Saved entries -
-- start --

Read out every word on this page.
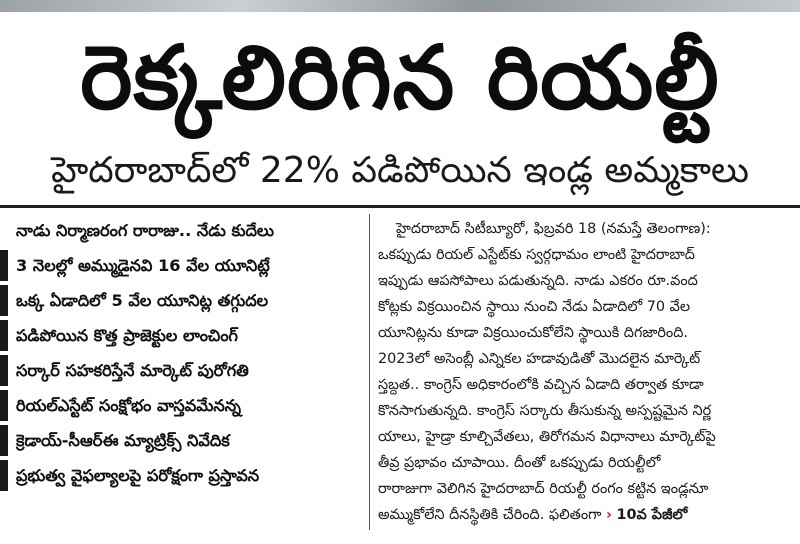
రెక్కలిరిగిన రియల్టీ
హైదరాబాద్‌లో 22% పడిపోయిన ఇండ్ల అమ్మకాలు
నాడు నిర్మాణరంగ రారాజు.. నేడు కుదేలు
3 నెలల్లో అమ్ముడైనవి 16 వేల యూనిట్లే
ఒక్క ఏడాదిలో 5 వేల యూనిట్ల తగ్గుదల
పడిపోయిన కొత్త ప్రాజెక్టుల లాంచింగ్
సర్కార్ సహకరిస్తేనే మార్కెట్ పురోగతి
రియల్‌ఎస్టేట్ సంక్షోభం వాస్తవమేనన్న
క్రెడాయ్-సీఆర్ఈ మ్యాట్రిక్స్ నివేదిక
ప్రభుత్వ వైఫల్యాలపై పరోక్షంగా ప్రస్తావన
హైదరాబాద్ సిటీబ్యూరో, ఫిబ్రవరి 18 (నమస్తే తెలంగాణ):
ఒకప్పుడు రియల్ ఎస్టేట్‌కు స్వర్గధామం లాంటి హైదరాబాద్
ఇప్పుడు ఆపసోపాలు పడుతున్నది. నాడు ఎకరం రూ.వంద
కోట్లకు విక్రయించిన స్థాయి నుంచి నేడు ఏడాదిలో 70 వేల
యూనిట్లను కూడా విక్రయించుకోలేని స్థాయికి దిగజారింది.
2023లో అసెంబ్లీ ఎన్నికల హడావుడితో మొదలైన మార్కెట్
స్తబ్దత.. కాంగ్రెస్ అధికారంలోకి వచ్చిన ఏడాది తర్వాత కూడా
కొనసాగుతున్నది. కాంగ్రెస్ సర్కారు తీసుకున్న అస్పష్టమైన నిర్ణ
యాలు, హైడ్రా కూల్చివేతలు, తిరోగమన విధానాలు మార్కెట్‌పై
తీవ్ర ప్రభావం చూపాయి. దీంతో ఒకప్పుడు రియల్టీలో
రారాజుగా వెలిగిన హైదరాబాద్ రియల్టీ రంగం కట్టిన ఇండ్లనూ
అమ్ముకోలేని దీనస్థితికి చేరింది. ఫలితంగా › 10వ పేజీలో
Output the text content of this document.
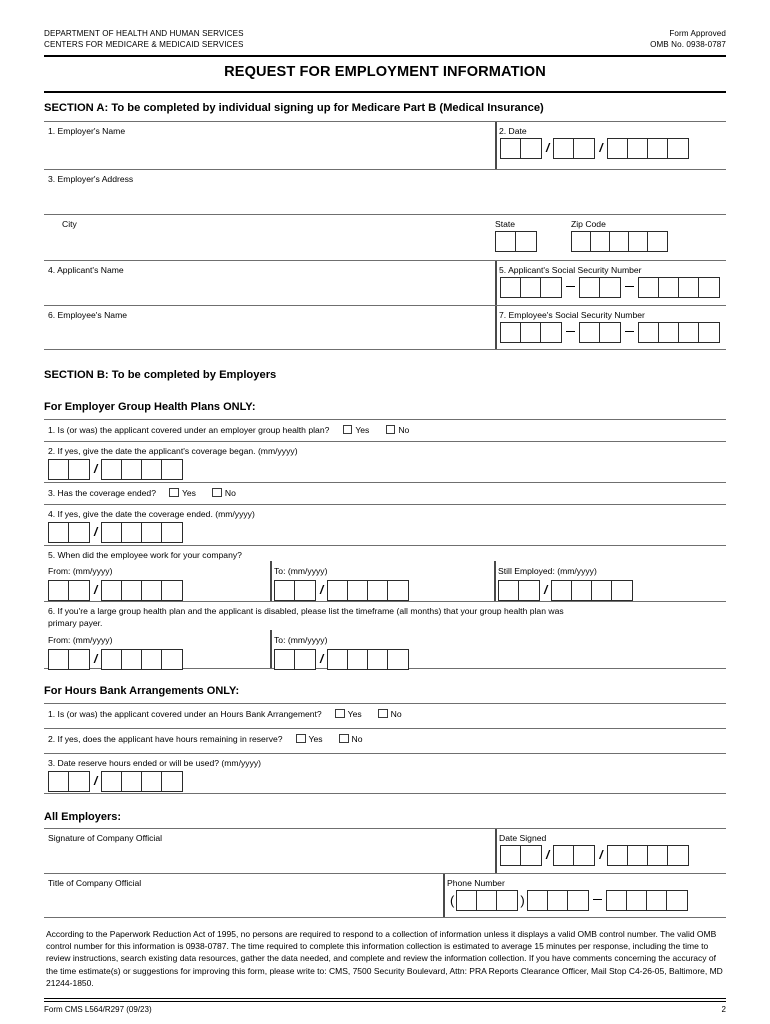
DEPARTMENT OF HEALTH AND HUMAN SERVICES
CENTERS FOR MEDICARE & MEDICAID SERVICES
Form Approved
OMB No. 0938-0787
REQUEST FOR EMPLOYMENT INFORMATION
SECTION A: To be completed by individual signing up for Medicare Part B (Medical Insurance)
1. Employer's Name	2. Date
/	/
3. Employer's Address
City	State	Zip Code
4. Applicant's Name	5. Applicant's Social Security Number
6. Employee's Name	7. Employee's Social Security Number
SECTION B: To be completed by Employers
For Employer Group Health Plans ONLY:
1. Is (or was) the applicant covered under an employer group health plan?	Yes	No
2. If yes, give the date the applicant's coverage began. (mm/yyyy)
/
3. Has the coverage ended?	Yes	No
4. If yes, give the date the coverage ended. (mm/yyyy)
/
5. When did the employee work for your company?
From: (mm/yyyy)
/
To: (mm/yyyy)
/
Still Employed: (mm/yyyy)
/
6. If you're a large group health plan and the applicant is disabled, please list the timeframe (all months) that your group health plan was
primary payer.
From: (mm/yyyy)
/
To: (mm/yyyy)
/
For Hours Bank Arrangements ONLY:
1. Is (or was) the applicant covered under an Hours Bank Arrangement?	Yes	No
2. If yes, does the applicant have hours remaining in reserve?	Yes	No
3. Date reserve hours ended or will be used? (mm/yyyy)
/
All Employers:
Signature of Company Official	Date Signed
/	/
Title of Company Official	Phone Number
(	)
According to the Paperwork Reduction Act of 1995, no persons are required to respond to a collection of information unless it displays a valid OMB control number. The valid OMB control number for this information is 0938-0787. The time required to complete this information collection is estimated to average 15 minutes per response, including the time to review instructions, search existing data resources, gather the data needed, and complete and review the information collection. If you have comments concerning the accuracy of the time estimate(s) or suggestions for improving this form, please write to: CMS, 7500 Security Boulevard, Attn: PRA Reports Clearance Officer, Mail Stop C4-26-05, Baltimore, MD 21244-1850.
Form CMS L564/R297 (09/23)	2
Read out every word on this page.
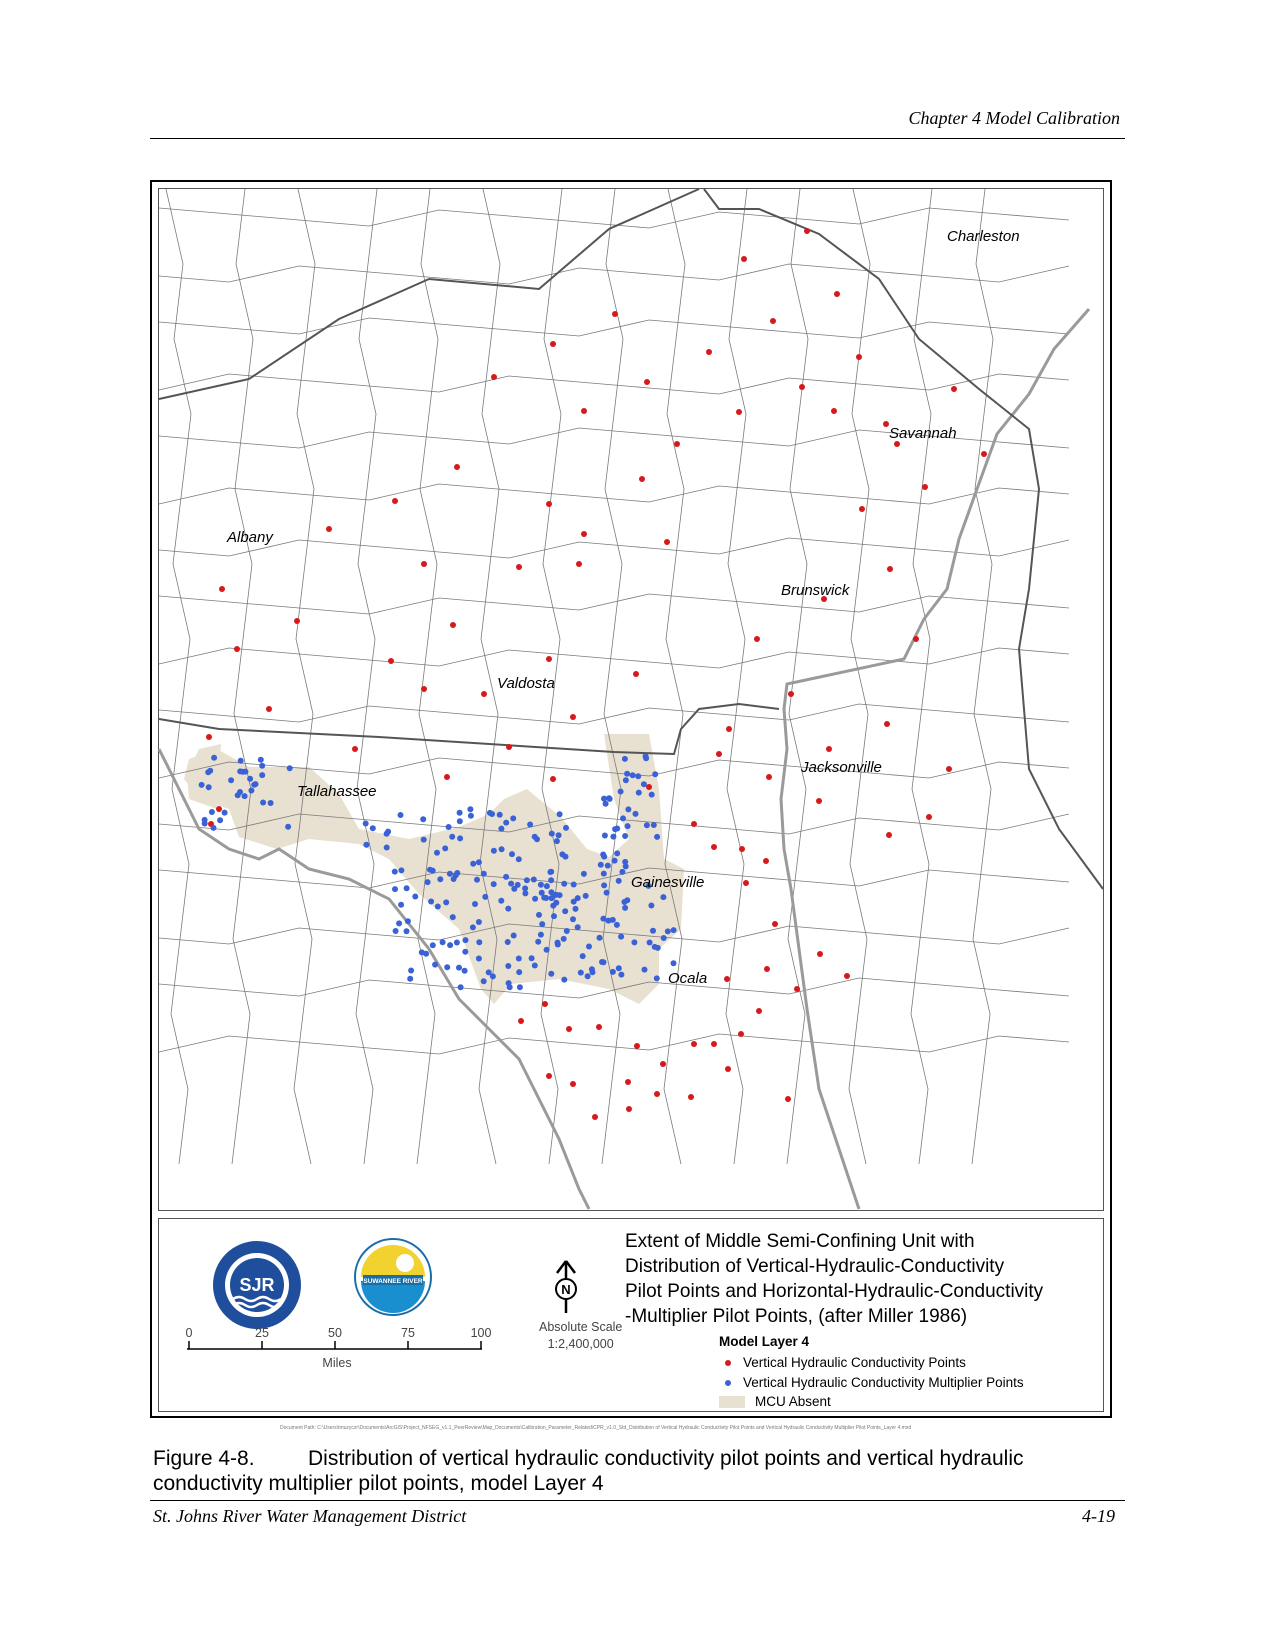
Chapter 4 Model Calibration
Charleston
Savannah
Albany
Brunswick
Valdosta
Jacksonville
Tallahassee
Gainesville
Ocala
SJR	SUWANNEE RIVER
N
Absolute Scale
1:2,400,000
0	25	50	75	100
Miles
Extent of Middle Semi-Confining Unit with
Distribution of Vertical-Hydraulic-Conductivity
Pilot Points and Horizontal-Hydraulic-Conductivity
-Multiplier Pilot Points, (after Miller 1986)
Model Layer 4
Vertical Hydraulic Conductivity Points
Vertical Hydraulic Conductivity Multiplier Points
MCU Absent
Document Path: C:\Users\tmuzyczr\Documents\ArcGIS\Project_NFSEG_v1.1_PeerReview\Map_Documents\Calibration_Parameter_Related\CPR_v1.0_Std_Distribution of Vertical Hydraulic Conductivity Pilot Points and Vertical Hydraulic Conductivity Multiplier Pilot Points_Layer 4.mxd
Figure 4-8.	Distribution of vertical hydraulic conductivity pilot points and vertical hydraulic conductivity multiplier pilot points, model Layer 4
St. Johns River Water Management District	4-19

-- end --

Stated task - Gather up every line from the listing above in which the word "your" occurs.

Expected output -
5. When did the employee work for your company?
6. If you're a large group health plan and the applicant is disabled, please list the timeframe (all months) that your group health plan was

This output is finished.